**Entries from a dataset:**
————————

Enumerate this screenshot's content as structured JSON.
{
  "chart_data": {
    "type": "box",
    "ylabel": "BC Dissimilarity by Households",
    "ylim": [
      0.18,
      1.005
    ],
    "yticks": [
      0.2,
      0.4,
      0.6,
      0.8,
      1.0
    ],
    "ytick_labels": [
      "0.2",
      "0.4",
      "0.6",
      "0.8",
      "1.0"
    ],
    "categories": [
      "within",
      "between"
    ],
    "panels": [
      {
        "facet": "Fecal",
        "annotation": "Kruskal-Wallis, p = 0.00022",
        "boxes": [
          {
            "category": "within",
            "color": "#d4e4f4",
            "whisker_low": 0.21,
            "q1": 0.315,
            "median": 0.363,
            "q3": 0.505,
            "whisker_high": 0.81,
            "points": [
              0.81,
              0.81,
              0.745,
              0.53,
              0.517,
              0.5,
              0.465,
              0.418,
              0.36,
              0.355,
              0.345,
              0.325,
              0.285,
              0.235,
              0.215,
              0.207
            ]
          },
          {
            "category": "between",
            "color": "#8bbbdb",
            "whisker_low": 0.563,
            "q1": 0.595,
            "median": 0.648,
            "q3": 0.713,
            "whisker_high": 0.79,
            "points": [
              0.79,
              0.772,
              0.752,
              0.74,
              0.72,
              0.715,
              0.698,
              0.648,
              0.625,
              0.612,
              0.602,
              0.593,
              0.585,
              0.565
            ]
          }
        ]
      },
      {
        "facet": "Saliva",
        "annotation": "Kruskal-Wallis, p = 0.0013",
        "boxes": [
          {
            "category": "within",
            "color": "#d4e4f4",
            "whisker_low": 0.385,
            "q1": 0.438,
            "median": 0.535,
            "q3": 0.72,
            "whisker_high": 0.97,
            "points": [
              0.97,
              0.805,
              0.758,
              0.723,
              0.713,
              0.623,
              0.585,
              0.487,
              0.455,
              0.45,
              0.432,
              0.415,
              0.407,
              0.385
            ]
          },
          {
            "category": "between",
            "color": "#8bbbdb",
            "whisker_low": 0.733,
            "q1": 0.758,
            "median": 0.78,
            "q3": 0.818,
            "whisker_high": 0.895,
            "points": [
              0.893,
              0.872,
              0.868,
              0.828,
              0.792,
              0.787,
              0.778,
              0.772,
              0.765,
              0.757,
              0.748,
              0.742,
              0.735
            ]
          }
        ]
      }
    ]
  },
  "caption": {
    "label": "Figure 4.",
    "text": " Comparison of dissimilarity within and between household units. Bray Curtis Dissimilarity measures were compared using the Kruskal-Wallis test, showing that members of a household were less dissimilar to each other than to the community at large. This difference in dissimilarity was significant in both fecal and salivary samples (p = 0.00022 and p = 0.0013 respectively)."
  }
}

————————

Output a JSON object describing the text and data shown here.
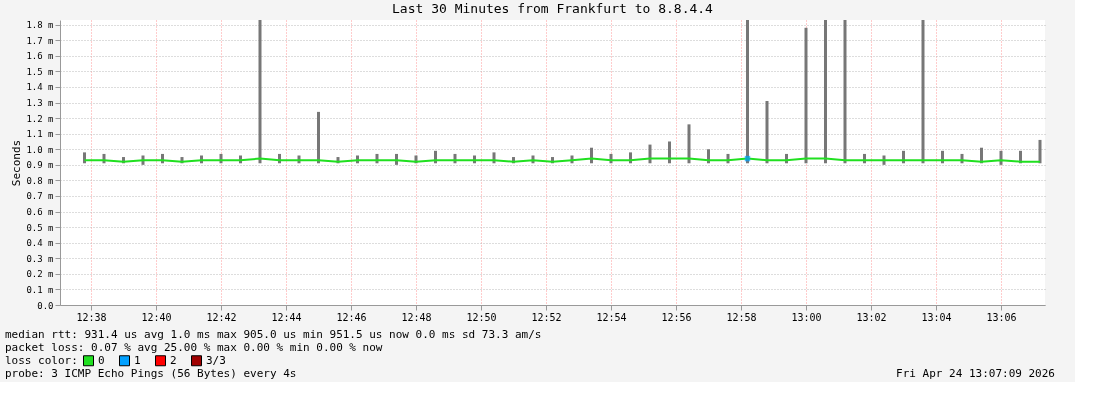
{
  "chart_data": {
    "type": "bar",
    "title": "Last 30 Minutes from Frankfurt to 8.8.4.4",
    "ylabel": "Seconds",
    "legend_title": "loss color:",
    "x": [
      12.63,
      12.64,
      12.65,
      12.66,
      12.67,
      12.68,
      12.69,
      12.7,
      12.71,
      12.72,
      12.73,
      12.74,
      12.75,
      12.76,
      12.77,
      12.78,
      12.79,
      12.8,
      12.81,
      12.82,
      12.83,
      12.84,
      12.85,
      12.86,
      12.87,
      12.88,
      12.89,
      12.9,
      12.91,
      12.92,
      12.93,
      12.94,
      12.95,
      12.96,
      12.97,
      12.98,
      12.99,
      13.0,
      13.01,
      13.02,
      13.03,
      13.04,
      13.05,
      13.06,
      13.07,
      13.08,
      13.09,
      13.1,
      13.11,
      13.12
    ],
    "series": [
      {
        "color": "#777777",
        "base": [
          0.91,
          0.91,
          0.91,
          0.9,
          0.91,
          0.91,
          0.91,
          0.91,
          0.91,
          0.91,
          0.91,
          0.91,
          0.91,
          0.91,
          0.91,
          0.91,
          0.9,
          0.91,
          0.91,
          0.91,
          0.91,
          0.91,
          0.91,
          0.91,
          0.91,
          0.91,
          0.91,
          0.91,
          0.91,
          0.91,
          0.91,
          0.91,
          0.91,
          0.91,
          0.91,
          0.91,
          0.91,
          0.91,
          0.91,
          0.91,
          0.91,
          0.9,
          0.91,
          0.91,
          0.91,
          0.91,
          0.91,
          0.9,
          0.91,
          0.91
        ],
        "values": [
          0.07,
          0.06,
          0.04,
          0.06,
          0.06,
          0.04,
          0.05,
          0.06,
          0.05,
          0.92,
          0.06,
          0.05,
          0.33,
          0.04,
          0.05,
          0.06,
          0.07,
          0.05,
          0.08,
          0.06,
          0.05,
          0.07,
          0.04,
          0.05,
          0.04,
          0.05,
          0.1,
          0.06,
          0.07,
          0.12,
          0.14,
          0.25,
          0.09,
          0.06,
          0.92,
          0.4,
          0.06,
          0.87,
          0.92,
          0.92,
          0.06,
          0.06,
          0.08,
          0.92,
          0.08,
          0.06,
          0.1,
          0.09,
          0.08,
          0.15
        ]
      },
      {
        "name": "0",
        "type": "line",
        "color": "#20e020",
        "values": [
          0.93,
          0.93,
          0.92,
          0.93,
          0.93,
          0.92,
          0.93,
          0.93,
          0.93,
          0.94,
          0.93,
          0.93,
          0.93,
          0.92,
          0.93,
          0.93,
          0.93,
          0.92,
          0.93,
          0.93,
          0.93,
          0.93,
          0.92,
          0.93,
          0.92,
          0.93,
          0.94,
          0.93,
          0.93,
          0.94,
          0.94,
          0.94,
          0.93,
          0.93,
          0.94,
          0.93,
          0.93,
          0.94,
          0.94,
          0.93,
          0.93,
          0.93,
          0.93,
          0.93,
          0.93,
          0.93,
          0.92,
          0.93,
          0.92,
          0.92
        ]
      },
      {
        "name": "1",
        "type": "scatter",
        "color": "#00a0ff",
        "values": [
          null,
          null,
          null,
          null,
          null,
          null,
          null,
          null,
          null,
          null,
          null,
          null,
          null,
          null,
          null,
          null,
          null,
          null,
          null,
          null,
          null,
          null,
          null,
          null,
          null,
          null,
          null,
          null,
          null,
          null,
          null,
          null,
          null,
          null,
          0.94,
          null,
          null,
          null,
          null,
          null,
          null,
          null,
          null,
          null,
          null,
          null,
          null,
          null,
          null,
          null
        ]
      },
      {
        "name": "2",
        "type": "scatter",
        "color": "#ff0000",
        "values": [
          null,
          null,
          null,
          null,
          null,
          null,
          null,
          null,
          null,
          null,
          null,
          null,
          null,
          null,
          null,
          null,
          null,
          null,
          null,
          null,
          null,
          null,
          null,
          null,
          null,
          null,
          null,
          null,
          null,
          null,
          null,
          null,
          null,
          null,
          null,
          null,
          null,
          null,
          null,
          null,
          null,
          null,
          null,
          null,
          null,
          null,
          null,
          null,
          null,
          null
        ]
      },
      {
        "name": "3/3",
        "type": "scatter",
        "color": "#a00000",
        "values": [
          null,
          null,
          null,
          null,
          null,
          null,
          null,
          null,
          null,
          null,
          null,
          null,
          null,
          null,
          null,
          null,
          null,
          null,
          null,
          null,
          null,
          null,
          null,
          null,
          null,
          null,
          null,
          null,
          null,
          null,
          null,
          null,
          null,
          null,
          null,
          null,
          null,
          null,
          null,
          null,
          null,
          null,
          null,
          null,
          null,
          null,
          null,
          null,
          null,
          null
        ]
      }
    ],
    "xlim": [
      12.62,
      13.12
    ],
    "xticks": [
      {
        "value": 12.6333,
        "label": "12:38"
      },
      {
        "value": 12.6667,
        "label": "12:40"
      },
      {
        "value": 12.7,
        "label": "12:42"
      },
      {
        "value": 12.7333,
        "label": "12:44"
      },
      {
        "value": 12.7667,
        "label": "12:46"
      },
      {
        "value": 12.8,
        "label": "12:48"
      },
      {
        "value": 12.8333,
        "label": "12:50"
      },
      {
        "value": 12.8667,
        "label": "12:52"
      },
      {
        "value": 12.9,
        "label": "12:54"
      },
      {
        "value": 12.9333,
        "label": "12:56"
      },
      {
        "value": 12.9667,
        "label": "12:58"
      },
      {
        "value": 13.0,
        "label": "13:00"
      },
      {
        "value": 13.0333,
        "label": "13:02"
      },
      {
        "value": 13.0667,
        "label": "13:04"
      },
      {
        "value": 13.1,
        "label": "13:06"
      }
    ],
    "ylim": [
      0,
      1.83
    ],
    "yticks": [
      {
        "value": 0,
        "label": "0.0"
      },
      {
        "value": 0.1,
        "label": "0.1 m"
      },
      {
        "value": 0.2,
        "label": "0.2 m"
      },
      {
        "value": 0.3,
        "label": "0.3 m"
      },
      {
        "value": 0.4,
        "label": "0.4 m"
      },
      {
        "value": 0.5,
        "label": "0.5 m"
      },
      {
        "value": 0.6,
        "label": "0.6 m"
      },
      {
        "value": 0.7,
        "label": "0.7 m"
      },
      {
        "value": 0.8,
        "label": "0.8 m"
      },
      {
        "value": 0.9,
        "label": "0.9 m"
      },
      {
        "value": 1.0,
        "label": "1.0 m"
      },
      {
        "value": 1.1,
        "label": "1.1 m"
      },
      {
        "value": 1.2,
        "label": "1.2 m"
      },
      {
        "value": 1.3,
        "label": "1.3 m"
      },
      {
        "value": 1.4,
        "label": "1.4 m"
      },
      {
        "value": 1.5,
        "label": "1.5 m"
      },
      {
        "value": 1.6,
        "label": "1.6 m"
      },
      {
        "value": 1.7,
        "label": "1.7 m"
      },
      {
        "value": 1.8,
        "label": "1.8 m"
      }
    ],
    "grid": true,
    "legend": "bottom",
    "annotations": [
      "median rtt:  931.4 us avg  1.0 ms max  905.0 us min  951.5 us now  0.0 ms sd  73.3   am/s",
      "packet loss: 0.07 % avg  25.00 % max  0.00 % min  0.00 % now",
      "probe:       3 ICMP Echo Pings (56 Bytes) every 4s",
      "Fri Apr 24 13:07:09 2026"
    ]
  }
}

————————

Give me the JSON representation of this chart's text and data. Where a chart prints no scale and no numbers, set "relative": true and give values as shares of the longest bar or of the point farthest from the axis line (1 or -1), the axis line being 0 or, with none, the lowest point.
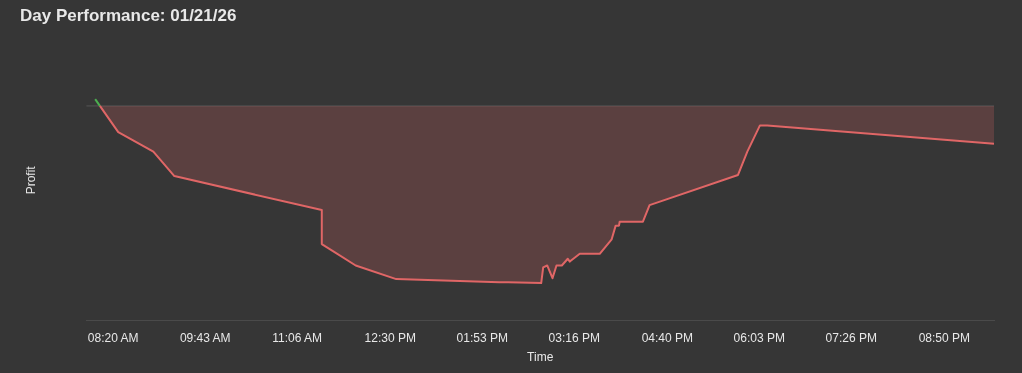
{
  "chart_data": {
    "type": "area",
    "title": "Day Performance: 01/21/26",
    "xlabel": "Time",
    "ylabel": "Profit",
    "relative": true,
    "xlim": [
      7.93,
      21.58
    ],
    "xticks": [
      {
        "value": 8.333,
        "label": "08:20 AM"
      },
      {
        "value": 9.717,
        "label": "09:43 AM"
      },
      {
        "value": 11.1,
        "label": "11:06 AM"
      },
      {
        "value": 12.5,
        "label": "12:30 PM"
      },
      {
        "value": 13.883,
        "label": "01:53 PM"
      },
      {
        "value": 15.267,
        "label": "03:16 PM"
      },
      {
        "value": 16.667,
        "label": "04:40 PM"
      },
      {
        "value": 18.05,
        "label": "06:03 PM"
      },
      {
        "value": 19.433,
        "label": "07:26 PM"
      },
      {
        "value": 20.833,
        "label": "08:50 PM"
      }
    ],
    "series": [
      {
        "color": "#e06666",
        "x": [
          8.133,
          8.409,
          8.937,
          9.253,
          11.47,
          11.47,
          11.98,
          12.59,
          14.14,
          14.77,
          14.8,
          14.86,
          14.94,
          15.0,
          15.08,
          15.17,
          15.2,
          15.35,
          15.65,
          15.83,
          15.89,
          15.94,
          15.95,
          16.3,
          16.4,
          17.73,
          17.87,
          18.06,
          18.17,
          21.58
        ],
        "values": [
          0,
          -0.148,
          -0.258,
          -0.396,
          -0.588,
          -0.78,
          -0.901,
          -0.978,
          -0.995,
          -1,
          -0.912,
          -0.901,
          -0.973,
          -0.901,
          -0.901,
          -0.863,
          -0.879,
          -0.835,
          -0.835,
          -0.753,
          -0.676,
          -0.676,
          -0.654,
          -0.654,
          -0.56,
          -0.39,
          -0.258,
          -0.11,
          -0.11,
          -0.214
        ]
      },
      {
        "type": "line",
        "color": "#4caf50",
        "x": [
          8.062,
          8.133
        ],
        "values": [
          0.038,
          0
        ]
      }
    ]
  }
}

————————

**Given exercise:** Give only the number of lines in the records that include the word "relative".

**Written reply:** 2